• **Supplied data**
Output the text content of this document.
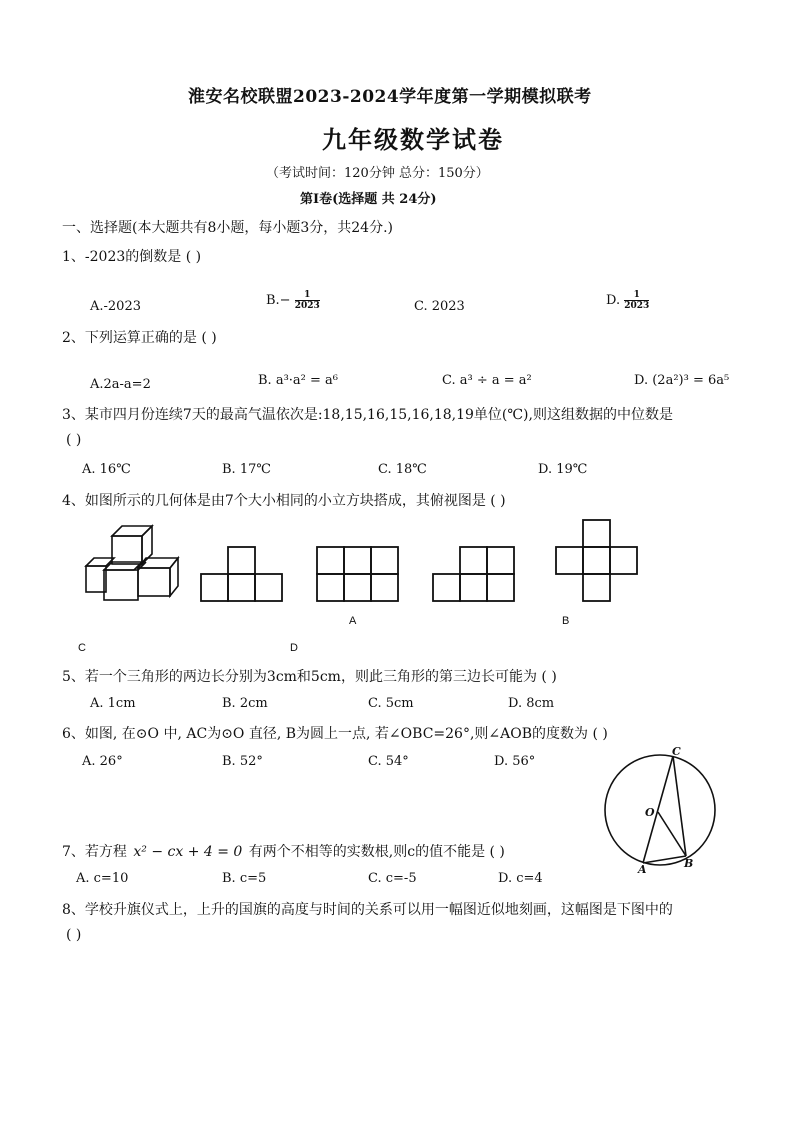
淮安名校联盟2023-2024学年度第一学期模拟联考
九年级数学试卷
（考试时间：120分钟 总分：150分）
第Ⅰ卷(选择题 共 24分)
一、选择题(本大题共有8小题，每小题3分，共24分.)
1、-2023的倒数是 ( )
A.-2023	$B.- \frac{1}{2023}$	C. 2023	D. $\frac{1}{2023}$
2、下列运算正确的是 ( )
A.2a-a=2	B. a³·a² = a⁶	C. a³ ÷ a = a²	D. (2a²)³ = 6a⁵
3、某市四月份连续7天的最高气温依次是:18,15,16,15,16,18,19单位(℃),则这组数据的中位数是
( )
A. 16℃	B. 17℃	C. 18℃	D. 19℃
4、如图所示的几何体是由7个大小相同的小立方块搭成，其俯视图是 ( )
A	B
C	D
5、若一个三角形的两边长分别为3cm和5cm，则此三角形的第三边长可能为 ( )
A. 1cm	B. 2cm	C. 5cm	D. 8cm
6、如图, 在⊙O 中, AC为⊙O 直径, B为圆上一点, 若∠OBC=26°,则∠AOB的度数为 ( )
A. 26°	B. 52°	C. 54°	D. 56°
C
O
A	B
7、若方程 x² − cx + 4 = 0 有两个不相等的实数根,则c的值不能是 ( )
A. c=10	B. c=5	C. c=-5	D. c=4
8、学校升旗仪式上，上升的国旗的高度与时间的关系可以用一幅图近似地刻画，这幅图是下图中的
( )
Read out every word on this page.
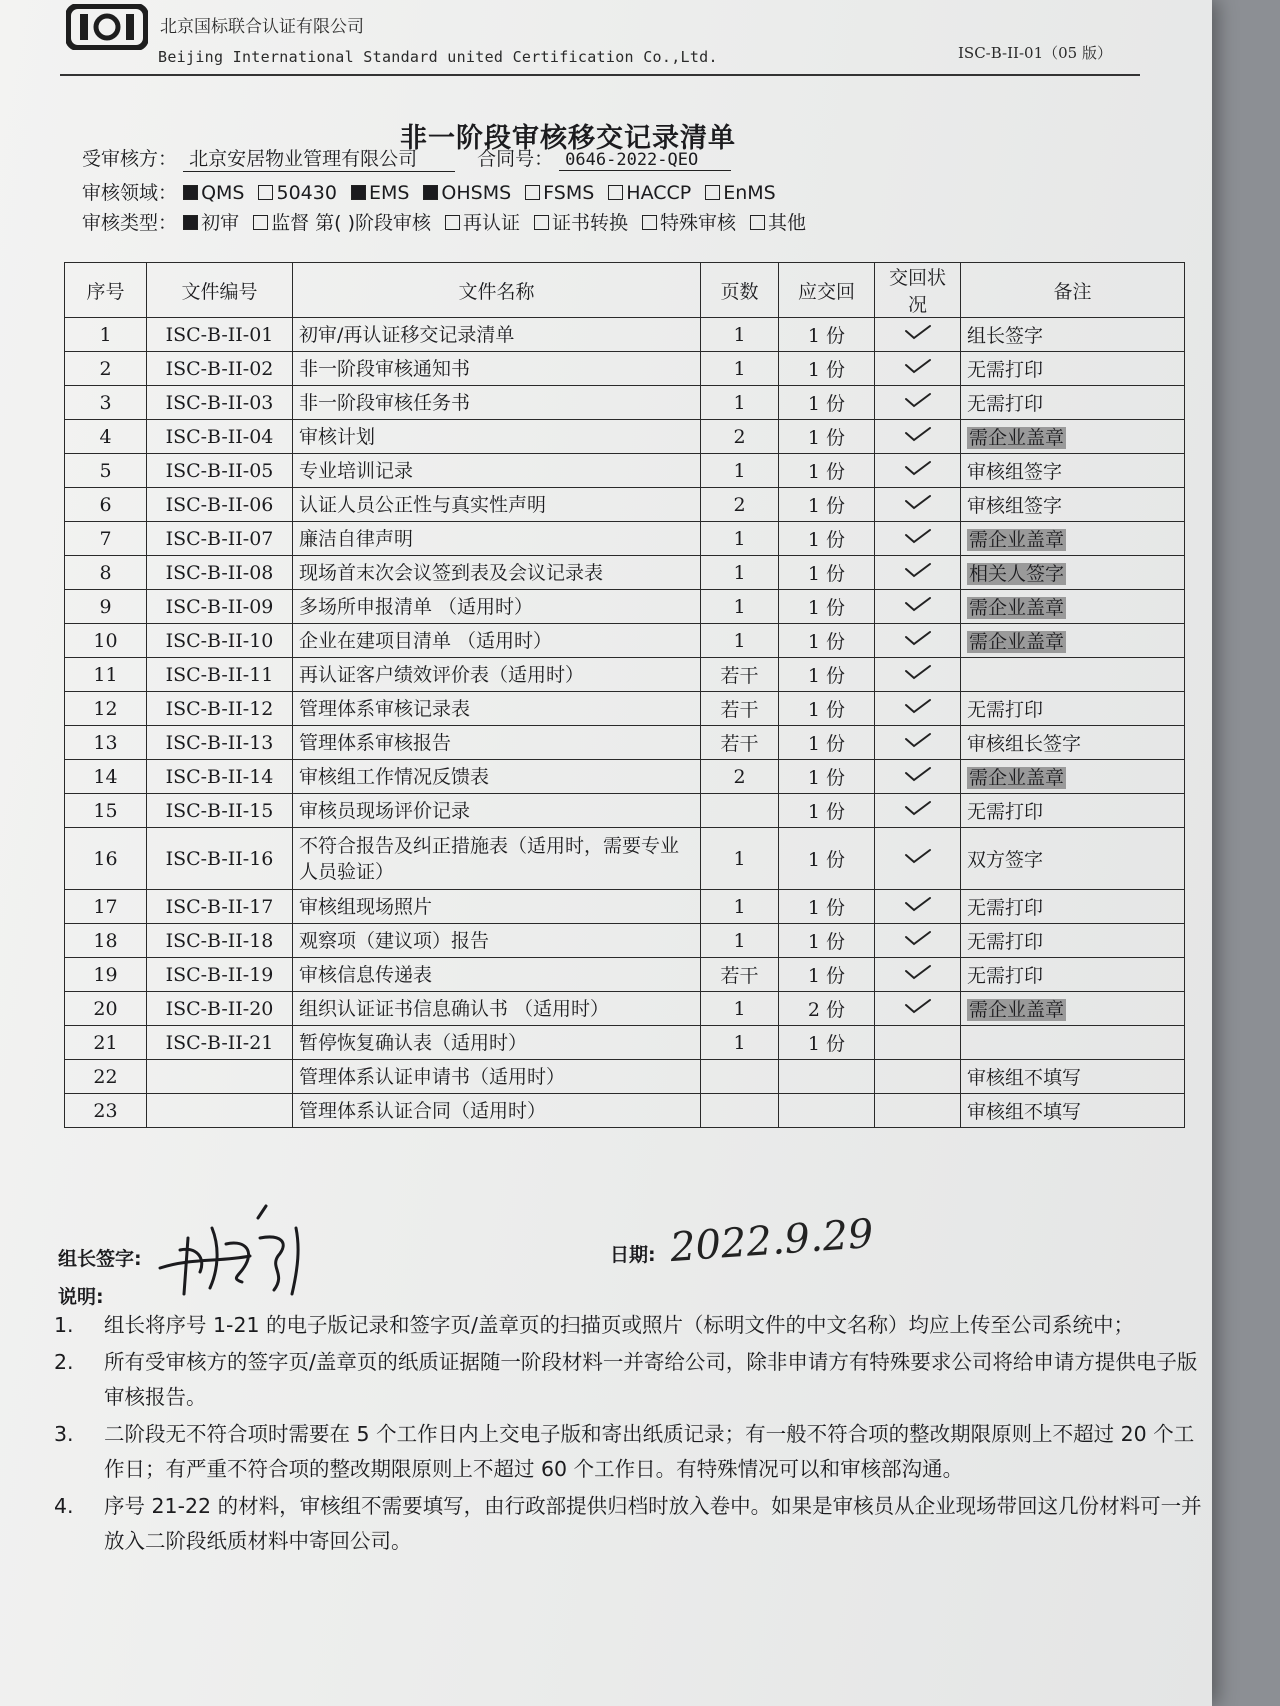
北京国标联合认证有限公司
Beijing International Standard united Certification Co.,Ltd.	ISC-B-II-01（05 版）
非一阶段审核移交记录清单
受审核方： 北京安居物业管理有限公司	合同号： 0646-2022-QEO
审核领域： QMS 50430 EMS OHSMS FSMS HACCP EnMS
审核类型： 初审 监督 第( )阶段审核 再认证 证书转换 特殊审核 其他
序号	文件编号	文件名称	页数	应交回	交回状况	备注
1	ISC-B-II-01	初审/再认证移交记录清单	1	1 份		组长签字
2	ISC-B-II-02	非一阶段审核通知书	1	1 份		无需打印
3	ISC-B-II-03	非一阶段审核任务书	1	1 份		无需打印
4	ISC-B-II-04	审核计划	2	1 份		需企业盖章
5	ISC-B-II-05	专业培训记录	1	1 份		审核组签字
6	ISC-B-II-06	认证人员公正性与真实性声明	2	1 份		审核组签字
7	ISC-B-II-07	廉洁自律声明	1	1 份		需企业盖章
8	ISC-B-II-08	现场首末次会议签到表及会议记录表	1	1 份		相关人签字
9	ISC-B-II-09	多场所申报清单 （适用时）	1	1 份		需企业盖章
10	ISC-B-II-10	企业在建项目清单 （适用时）	1	1 份		需企业盖章
11	ISC-B-II-11	再认证客户绩效评价表（适用时）	若干	1 份		
12	ISC-B-II-12	管理体系审核记录表	若干	1 份		无需打印
13	ISC-B-II-13	管理体系审核报告	若干	1 份		审核组长签字
14	ISC-B-II-14	审核组工作情况反馈表	2	1 份		需企业盖章
15	ISC-B-II-15	审核员现场评价记录		1 份		无需打印
16	ISC-B-II-16	不符合报告及纠正措施表（适用时，需要专业人员验证）	1	1 份		双方签字
17	ISC-B-II-17	审核组现场照片	1	1 份		无需打印
18	ISC-B-II-18	观察项（建议项）报告	1	1 份		无需打印
19	ISC-B-II-19	审核信息传递表	若干	1 份		无需打印
20	ISC-B-II-20	组织认证证书信息确认书 （适用时）	1	2 份		需企业盖章
21	ISC-B-II-21	暂停恢复确认表（适用时）	1	1 份		
22		管理体系认证申请书（适用时）				审核组不填写
23		管理体系认证合同（适用时）				审核组不填写
组长签字:	日期: 2022.9.29
说明:
1.	组长将序号 1-21 的电子版记录和签字页/盖章页的扫描页或照片（标明文件的中文名称）均应上传至公司系统中；
2.	所有受审核方的签字页/盖章页的纸质证据随一阶段材料一并寄给公司，除非申请方有特殊要求公司将给申请方提供电子版审核报告。
3.	二阶段无不符合项时需要在 5 个工作日内上交电子版和寄出纸质记录；有一般不符合项的整改期限原则上不超过 20 个工作日；有严重不符合项的整改期限原则上不超过 60 个工作日。有特殊情况可以和审核部沟通。
4.	序号 21-22 的材料，审核组不需要填写，由行政部提供归档时放入卷中。如果是审核员从企业现场带回这几份材料可一并放入二阶段纸质材料中寄回公司。
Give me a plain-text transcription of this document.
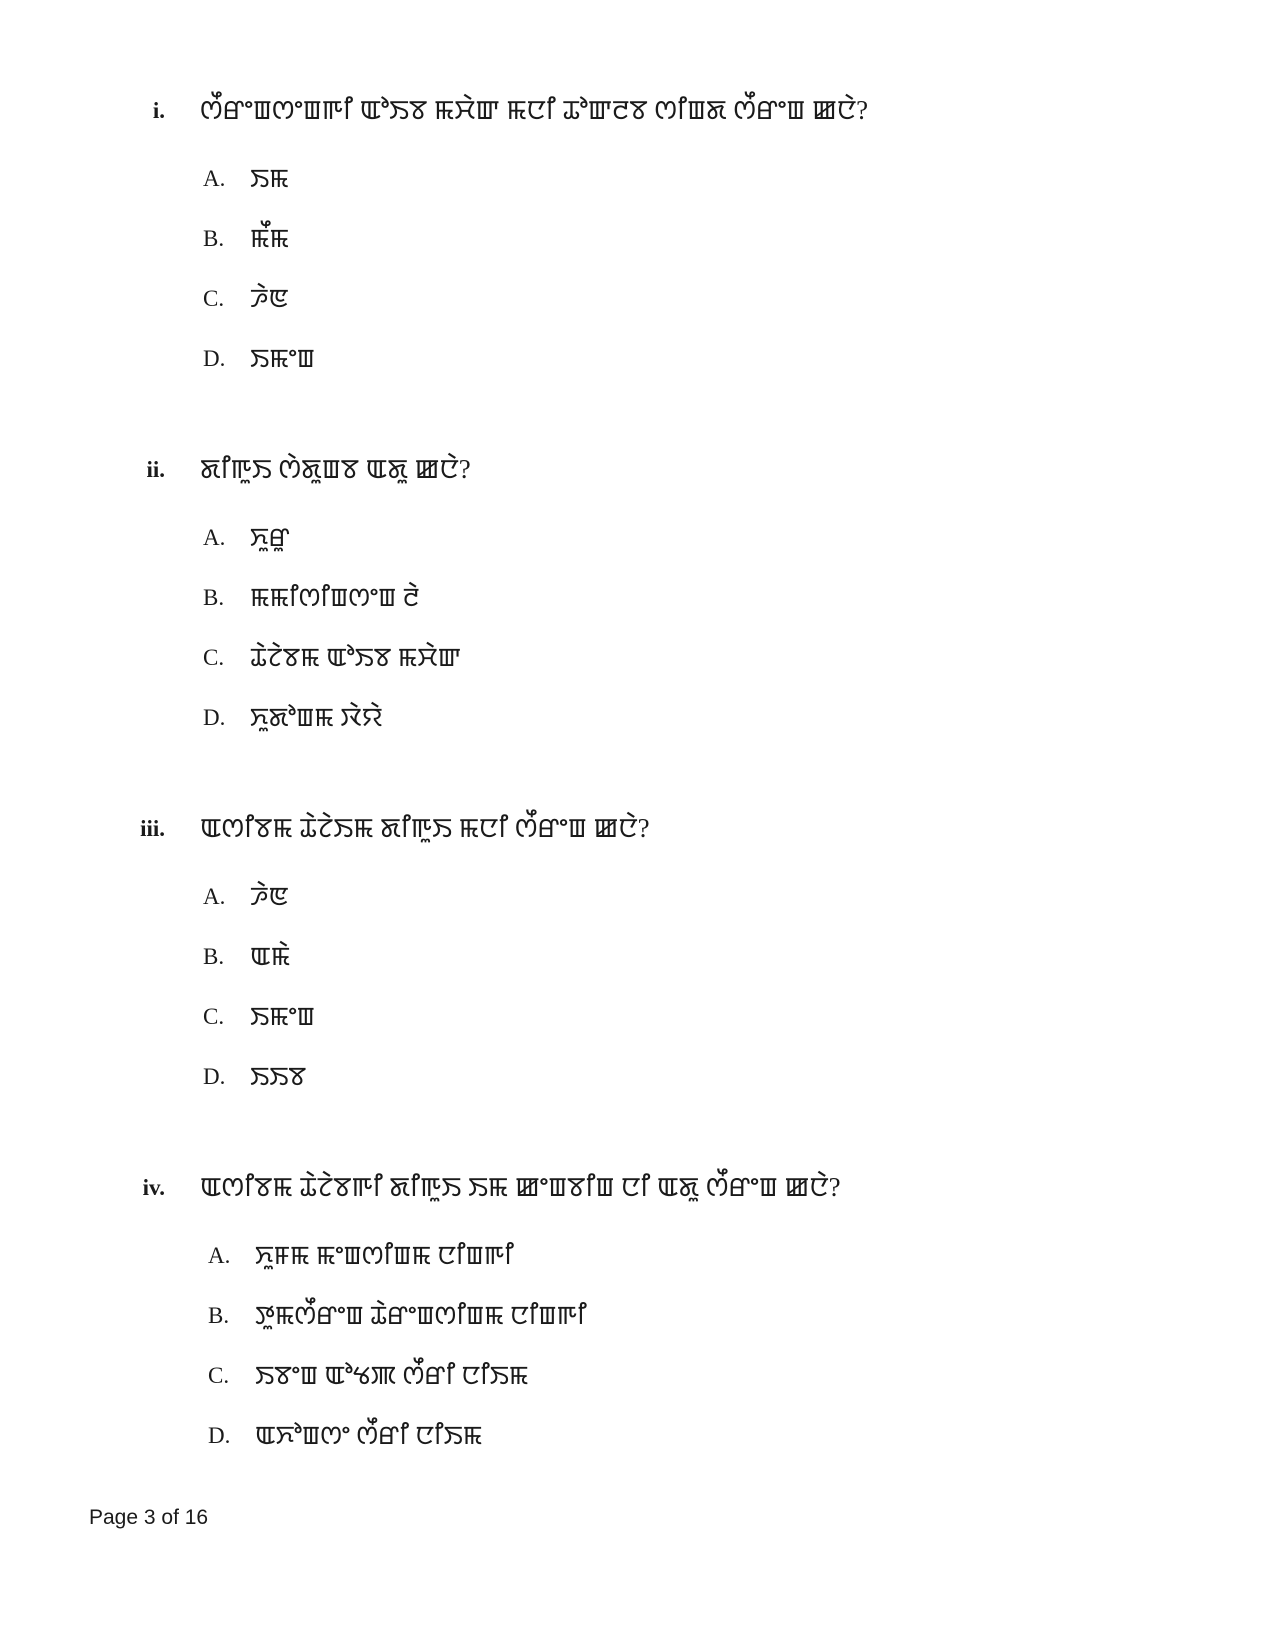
i. ꯁꯩꯔꯦꯡꯁꯦꯡꯒꯤ ꯑꯣꯏꯕ ꯃꯆꯥꯛ ꯃꯅꯤ ꯊꯣꯛꯂꯕ ꯁꯤꯡꯗ ꯁꯩꯔꯦꯡ ꯀꯅꯥ?
A. ꯏꯃ
B. ꯃꯩꯃ
C. ꯍꯥꯟ
D. ꯏꯃꯦꯡ
ii. ꯗꯤꯒꯨꯏ ꯁꯥꯗꯨꯡꯕ ꯑꯗꯨ ꯀꯅꯥ?
A. ꯈꯨꯔꯨ
B. ꯃꯃꯤꯁꯤꯡꯁꯦꯡ ꯂꯥ
C. ꯊꯥꯖꯥꯕꯃ ꯑꯣꯏꯕ ꯃꯆꯥꯛ
D. ꯈꯨꯗꯣꯡꯃ ꯋꯥꯌꯥ
iii. ꯑꯁꯤꯕꯃ ꯊꯥꯖꯥꯏꯃ ꯗꯤꯒꯨꯏ ꯃꯅꯤ ꯁꯩꯔꯦꯡ ꯀꯅꯥ?
A. ꯍꯥꯟ
B. ꯑꯃꯥ
C. ꯏꯃꯦꯡ
D. ꯏꯏꯕ
iv. ꯑꯁꯤꯕꯃ ꯊꯥꯖꯥꯕꯒꯤ ꯗꯤꯒꯨꯏ ꯏꯃ ꯀꯦꯡꯕꯤꯡ ꯅꯤ ꯑꯗꯨ ꯁꯩꯔꯦꯡ ꯀꯅꯥ?
A. ꯈꯨꯝꯃ ꯃꯦꯡꯁꯤꯡꯃ ꯅꯤꯡꯒꯤ
B. ꯇꯨꯃꯁꯩꯔꯦꯡ ꯊꯥꯔꯦꯡꯁꯤꯡꯃ ꯅꯤꯡꯒꯤ
C. ꯏꯕꯦꯡ ꯑꯣꯠꯄ ꯁꯩꯔꯤ ꯅꯤꯏꯃ
D. ꯑꯈꯣꯡꯁꯦ ꯁꯩꯔꯤ ꯅꯤꯏꯃ
Page 3 of 16
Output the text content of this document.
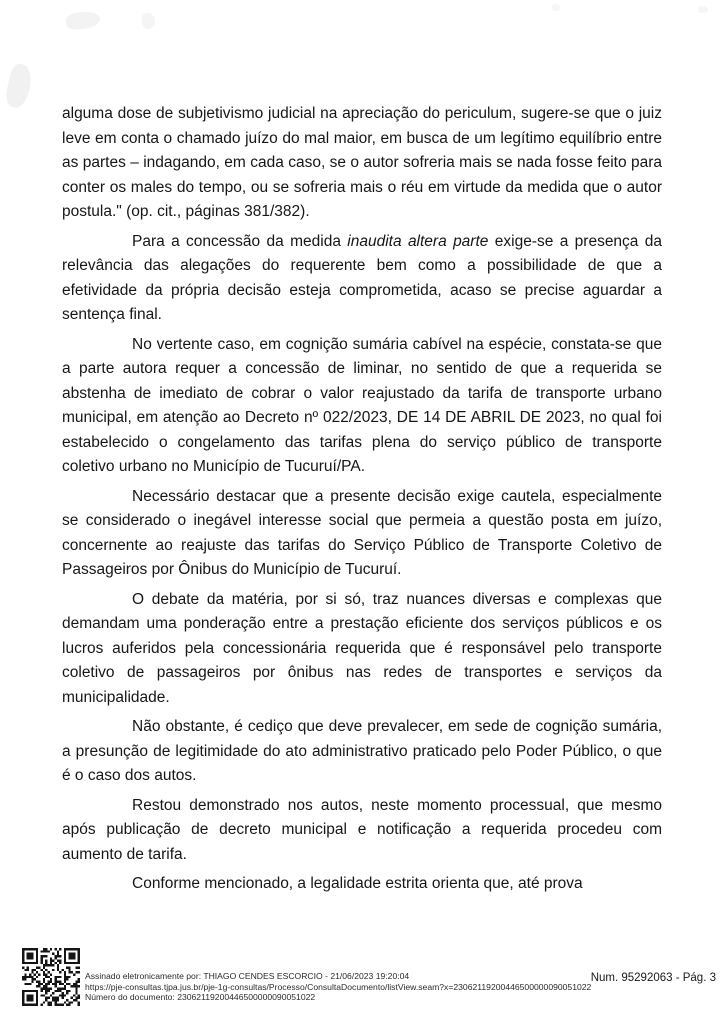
alguma dose de subjetivismo judicial na apreciação do periculum, sugere-se que o juiz leve em conta o chamado juízo do mal maior, em busca de um legítimo equilíbrio entre as partes – indagando, em cada caso, se o autor sofreria mais se nada fosse feito para conter os males do tempo, ou se sofreria mais o réu em virtude da medida que o autor postula." (op. cit., páginas 381/382).

Para a concessão da medida inaudita altera parte exige-se a presença da relevância das alegações do requerente bem como a possibilidade de que a efetividade da própria decisão esteja comprometida, acaso se precise aguardar a sentença final.

No vertente caso, em cognição sumária cabível na espécie, constata-se que a parte autora requer a concessão de liminar, no sentido de que a requerida se abstenha de imediato de cobrar o valor reajustado da tarifa de transporte urbano municipal, em atenção ao Decreto nº 022/2023, DE 14 DE ABRIL DE 2023, no qual foi estabelecido o congelamento das tarifas plena do serviço público de transporte coletivo urbano no Município de Tucuruí/PA.

Necessário destacar que a presente decisão exige cautela, especialmente se considerado o inegável interesse social que permeia a questão posta em juízo, concernente ao reajuste das tarifas do Serviço Público de Transporte Coletivo de Passageiros por Ônibus do Município de Tucuruí.

O debate da matéria, por si só, traz nuances diversas e complexas que demandam uma ponderação entre a prestação eficiente dos serviços públicos e os lucros auferidos pela concessionária requerida que é responsável pelo transporte coletivo de passageiros por ônibus nas redes de transportes e serviços da municipalidade.

Não obstante, é cediço que deve prevalecer, em sede de cognição sumária, a presunção de legitimidade do ato administrativo praticado pelo Poder Público, o que é o caso dos autos.

Restou demonstrado nos autos, neste momento processual, que mesmo após publicação de decreto municipal e notificação a requerida procedeu com aumento de tarifa.

Conforme mencionado, a legalidade estrita orienta que, até prova

Assinado eletronicamente por: THIAGO CENDES ESCORCIO - 21/06/2023 19:20:04
https://pje-consultas.tjpa.jus.br/pje-1g-consultas/Processo/ConsultaDocumento/listView.seam?x=23062119200446500000090051022
Número do documento: 23062119200446500000090051022
Num. 95292063 - Pág. 3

• **Written task**
What is the number of lines above that hold the string "this"? Answer with that number alone.

• **Expected answer**
4